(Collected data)
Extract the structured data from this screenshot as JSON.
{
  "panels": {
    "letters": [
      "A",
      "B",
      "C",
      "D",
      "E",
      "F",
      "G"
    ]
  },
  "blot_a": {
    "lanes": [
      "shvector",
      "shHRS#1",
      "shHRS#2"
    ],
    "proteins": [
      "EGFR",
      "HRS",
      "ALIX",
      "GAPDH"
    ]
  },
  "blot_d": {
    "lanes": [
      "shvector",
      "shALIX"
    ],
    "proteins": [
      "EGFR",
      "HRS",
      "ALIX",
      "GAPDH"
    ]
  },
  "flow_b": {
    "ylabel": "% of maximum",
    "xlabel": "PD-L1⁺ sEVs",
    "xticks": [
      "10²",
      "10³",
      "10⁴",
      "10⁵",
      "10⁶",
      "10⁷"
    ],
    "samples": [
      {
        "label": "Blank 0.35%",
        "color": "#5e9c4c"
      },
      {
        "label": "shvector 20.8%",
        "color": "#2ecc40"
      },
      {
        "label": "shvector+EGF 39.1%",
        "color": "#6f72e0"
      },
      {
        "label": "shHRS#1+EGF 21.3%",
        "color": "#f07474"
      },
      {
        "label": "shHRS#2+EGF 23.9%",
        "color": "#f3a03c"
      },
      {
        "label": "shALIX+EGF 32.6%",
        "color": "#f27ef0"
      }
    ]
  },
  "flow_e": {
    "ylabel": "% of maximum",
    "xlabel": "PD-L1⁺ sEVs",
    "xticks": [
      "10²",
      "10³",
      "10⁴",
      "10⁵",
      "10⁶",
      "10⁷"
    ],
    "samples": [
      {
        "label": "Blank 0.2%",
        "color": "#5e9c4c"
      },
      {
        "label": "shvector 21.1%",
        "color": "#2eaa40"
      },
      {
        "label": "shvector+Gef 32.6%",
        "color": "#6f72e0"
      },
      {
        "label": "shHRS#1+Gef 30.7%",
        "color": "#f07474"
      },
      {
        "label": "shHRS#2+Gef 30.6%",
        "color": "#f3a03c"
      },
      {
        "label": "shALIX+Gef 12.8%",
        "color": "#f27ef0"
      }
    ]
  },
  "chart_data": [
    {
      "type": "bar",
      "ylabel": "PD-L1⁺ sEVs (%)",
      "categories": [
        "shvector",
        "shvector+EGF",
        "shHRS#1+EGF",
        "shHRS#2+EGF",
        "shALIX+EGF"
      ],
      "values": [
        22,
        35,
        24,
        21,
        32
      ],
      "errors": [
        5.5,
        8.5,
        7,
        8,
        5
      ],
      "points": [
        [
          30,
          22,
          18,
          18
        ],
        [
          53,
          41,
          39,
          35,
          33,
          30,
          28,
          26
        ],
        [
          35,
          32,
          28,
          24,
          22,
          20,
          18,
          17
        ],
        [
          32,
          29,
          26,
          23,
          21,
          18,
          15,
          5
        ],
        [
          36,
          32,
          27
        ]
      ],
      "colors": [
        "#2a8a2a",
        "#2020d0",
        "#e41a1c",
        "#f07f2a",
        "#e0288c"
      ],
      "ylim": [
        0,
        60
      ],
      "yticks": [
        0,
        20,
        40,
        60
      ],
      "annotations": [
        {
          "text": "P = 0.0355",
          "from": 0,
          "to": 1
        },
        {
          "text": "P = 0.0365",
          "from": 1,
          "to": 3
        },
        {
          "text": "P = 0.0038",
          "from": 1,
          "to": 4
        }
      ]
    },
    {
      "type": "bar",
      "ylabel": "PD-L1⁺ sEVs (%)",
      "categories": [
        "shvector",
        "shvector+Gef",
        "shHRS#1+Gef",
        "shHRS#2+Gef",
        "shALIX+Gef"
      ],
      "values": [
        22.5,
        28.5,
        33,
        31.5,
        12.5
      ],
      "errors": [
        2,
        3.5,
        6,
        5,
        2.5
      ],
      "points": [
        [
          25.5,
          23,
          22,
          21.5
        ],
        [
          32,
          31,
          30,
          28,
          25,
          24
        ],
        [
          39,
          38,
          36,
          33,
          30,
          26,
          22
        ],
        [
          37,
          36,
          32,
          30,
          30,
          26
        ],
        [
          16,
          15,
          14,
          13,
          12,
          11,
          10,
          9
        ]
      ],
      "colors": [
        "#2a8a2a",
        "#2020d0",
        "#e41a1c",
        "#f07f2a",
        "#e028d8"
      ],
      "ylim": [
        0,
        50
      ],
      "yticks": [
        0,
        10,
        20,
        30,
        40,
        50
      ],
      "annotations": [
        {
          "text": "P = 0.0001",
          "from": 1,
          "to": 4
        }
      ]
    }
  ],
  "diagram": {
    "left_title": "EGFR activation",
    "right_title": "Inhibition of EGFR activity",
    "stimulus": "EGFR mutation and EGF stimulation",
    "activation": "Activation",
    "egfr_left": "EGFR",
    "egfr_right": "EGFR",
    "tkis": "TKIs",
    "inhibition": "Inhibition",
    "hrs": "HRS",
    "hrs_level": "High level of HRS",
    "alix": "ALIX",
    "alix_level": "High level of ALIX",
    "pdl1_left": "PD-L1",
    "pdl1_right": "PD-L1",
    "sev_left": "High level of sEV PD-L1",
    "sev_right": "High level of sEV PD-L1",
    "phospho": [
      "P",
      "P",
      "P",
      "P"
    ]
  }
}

§ Your objective
Bring together every line in the entries that holds the string "EGFR".

§ Result for this task
      "EGFR",
      "EGFR",
    "left_title": "EGFR activation",
    "right_title": "Inhibition of EGFR activity",
    "stimulus": "EGFR mutation and EGF stimulation",
    "egfr_left": "EGFR",
    "egfr_right": "EGFR",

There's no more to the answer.